-------- EXTRAIT DU DOCUMENT

M. le Ministre des Sciences et des Arts mis au courant de ces deux projets, s'y est montré favorable et a laissé entrevoir une participation financière de l'Etat au moins égale à celle des industriels.
Voilà nos espérances, voyons quels sont les projets.
A une époque postérieure à l'armistice, où F on ne prévoyait que l'aide financière, plus ou moins problématique de l'Etat, deux projets, comme vous le savez, avaient retenu l'attention de l'Administration de l'Université: le premier était la création d'un Institut de métallurgie, comprenant les laboratoires de la métallurgie générale, de la sidérurgie et de la métallurgie des métaux autres que le fer; le second, la création d'un Institut des sciences minérales, comprenant la géologie, la minéralogie, la paléontologie, etc.
Les emplacements préconisés étaient: 1° pour l'Institut de métallurgie, un terrain de 1400 mètres carrés, joignant l'Institut de mécanique au boulevard de la Constitution; 2° pour l'Institut des sciences minérales, un terrain de 1600 mètres carrés à l'angle de la rue de Pitteurs et du quai Edouard Van Beneden.
Le coût de ces constructions a été évalué, d'après des devis sommaires à
2.500.000 francs pour l'Institut de métallurgie.
4.800.000 francs pour l'Institut des sciences minérales.
Une sérieuse objection a été faite ici même au sujet de l'emplacement de l'Institut de métallurgie; c'est l'impossibilité d'assurer dans l'avenir, l'extension tant du service de la mécanique que de celui de la métallurgie. Il vous avait paru qu'il vaudrait mieux transférer, au boulevard de la Constitution, le bâtiment de la machine à vapeur qui sert aux essais des élèves et situé quai de l'Université, de manière à concentrer au même endroit tout le service de la mécanique.

----------------

## EXERCICE PROPOSÉ 1
Recopiez à l'identique le passage de l'extrait sur les projets d'instituts universitaires qui va de « M. le Ministre » jusqu'à « sont les projets. » inclus.

-------- DONNÉES À TRAITER

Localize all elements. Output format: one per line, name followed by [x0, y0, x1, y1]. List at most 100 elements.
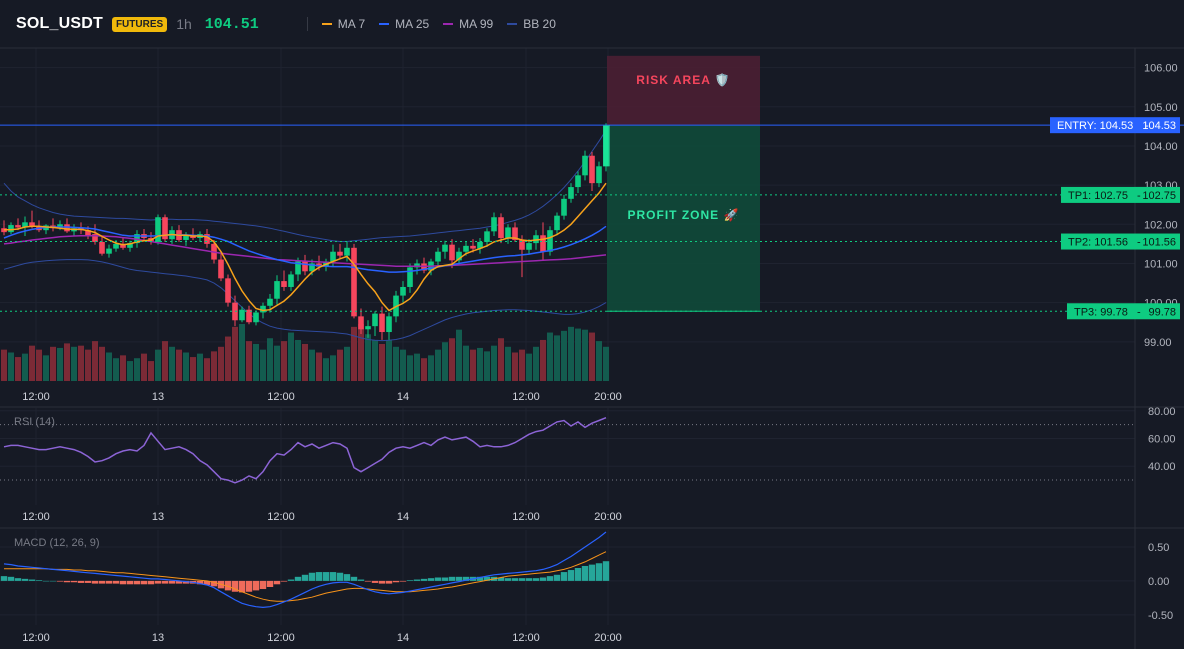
legend-ma25[interactable]: MA 25 — [379, 17, 429, 31]
macd-axis: 0.50 0.00 -0.50 — [1148, 542, 1173, 622]
time-axis-rsi: 12:00 13 12:00 14 12:00 20:00 — [22, 511, 622, 523]
candle-body — [274, 281, 280, 299]
macd-hist-bar — [56, 580, 64, 582]
candle-body — [400, 286, 406, 296]
volume-bar — [15, 357, 21, 381]
futures-badge: FUTURES — [111, 16, 168, 32]
legend-ma7[interactable]: MA 7 — [321, 17, 366, 31]
macd-hist-bar — [315, 572, 323, 581]
macd-hist-bar — [574, 568, 582, 581]
macd-hist-bar — [518, 578, 526, 581]
candle — [498, 213, 504, 244]
volume-bar — [120, 355, 126, 381]
time-tick-label: 14 — [397, 632, 409, 644]
volume-bar — [64, 343, 70, 381]
candle-body — [85, 230, 91, 237]
symbol-name[interactable]: SOL_USDT — [16, 15, 103, 32]
time-tick-label: 13 — [152, 511, 164, 523]
legend-ma7-label: MA 7 — [337, 17, 366, 31]
candle-body — [127, 243, 133, 248]
volume-bar — [407, 355, 413, 381]
price-tick-label: 102.00 — [1144, 219, 1178, 231]
price-tick-label: 106.00 — [1144, 63, 1178, 75]
volume-bar — [71, 346, 77, 381]
macd-hist-bar — [140, 580, 148, 585]
time-axis-main: 12:00 13 12:00 14 12:00 20:00 — [22, 391, 622, 403]
chart-header: SOL_USDT FUTURES 1h 104.51 MA 7 MA 25 MA… — [0, 0, 1184, 48]
macd-hist-bar — [427, 578, 435, 581]
candle — [505, 224, 511, 244]
candle — [582, 150, 588, 181]
candle-body — [477, 241, 483, 249]
macd-hist-bar — [294, 576, 302, 581]
candle-body — [547, 230, 553, 252]
risk-area-label: RISK AREA 🛡️ — [636, 73, 730, 87]
ma25-swatch — [379, 23, 390, 25]
volume-bar — [267, 338, 273, 381]
bb-lower-line — [3, 259, 607, 342]
macd-hist-bar — [371, 580, 379, 583]
macd-hist-bar — [35, 580, 43, 581]
macd-hist-bar — [112, 580, 120, 584]
candle-body — [239, 309, 245, 321]
macd-hist-bar — [385, 580, 393, 584]
price-tick-label: 99.00 — [1144, 337, 1172, 349]
candle-body — [484, 231, 490, 242]
candle — [288, 271, 294, 291]
candle-body — [526, 243, 532, 250]
candle-body — [106, 248, 112, 254]
price-axis: 106.00105.00104.00103.00102.00101.00100.… — [1144, 63, 1178, 349]
candle-body — [491, 217, 497, 232]
macd-hist-bar — [504, 578, 512, 581]
candle — [568, 183, 574, 203]
macd-hist-bar — [588, 564, 596, 581]
volume-bar — [253, 343, 259, 381]
candle-body — [351, 247, 357, 317]
volume-bars — [1, 324, 609, 381]
volume-bar — [288, 332, 294, 381]
target-label-value: 99.78 — [1148, 306, 1176, 318]
volume-bar — [344, 346, 350, 381]
macd-hist-bar — [133, 580, 141, 585]
volume-bar — [106, 352, 112, 381]
macd-hist-bar — [252, 580, 260, 591]
candle — [372, 311, 378, 336]
macd-hist-bar — [203, 580, 211, 585]
macd-hist-bar — [28, 579, 36, 581]
time-tick-label: 12:00 — [22, 632, 50, 644]
macd-signal-line — [4, 551, 607, 602]
candle — [526, 239, 532, 254]
candle-body — [533, 235, 539, 244]
macd-hist-bar — [308, 572, 316, 581]
price-tick-label: 101.00 — [1144, 258, 1178, 270]
macd-hist-bar — [154, 580, 162, 584]
volume-bar — [442, 342, 448, 381]
volume-bar — [337, 349, 343, 381]
candle-body — [449, 244, 455, 261]
candle-body — [344, 247, 350, 256]
time-axis-macd: 12:00 13 12:00 14 12:00 20:00 — [22, 632, 622, 644]
candle-body — [120, 243, 126, 248]
candle-body — [519, 239, 525, 250]
candle — [379, 306, 385, 340]
timeframe-selector[interactable]: 1h — [176, 16, 192, 32]
candle — [218, 253, 224, 282]
volume-bar — [1, 349, 7, 381]
candle — [400, 281, 406, 303]
rsi-axis: 80.00 60.00 40.00 — [1148, 406, 1176, 473]
candle — [456, 247, 462, 266]
macd-hist-bar — [532, 578, 540, 581]
ma7-swatch — [321, 23, 332, 25]
time-tick-label: 12:00 — [512, 632, 540, 644]
candle-body — [554, 215, 560, 231]
candle — [155, 214, 161, 245]
legend-bb20[interactable]: BB 20 — [507, 17, 556, 31]
macd-hist-bar — [413, 579, 421, 581]
legend-ma99[interactable]: MA 99 — [443, 17, 493, 31]
volume-bar — [190, 357, 196, 381]
candle — [15, 218, 21, 231]
candle — [344, 241, 350, 262]
volume-bar — [477, 347, 483, 381]
profit-zone — [607, 125, 760, 312]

----------------

## EXERCICE PROPOSÉ 2
Reproduisez telles quelles les lignes des enregistrements, de la ligne contenant « legend-ma25[interactable]: MA 25 » jusqu'à la ligne contenant « macd-hist-bar — [518, 578, 526, 581] » incluse.

## SOLUTION DÉTAILLÉE 1
M. le Ministre des Sciences et des Arts mis au courant de ces deux projets, s'y est montré favorable et a laissé entrevoir une participation financière de l'Etat au moins égale à celle des industriels.
Voilà nos espérances, voyons quels sont les projets.

## SOLUTION DÉTAILLÉE 2
legend-ma25[interactable]: MA 25 — [379, 17, 429, 31]
macd-axis: 0.50 0.00 -0.50 — [1148, 542, 1173, 622]
time-axis-rsi: 12:00 13 12:00 14 12:00 20:00 — [22, 511, 622, 523]
candle-body — [274, 281, 280, 299]
macd-hist-bar — [56, 580, 64, 582]
candle-body — [400, 286, 406, 296]
volume-bar — [15, 357, 21, 381]
futures-badge: FUTURES — [111, 16, 168, 32]
legend-ma7[interactable]: MA 7 — [321, 17, 366, 31]
macd-hist-bar — [315, 572, 323, 581]
macd-hist-bar — [574, 568, 582, 581]
macd-hist-bar — [518, 578, 526, 581]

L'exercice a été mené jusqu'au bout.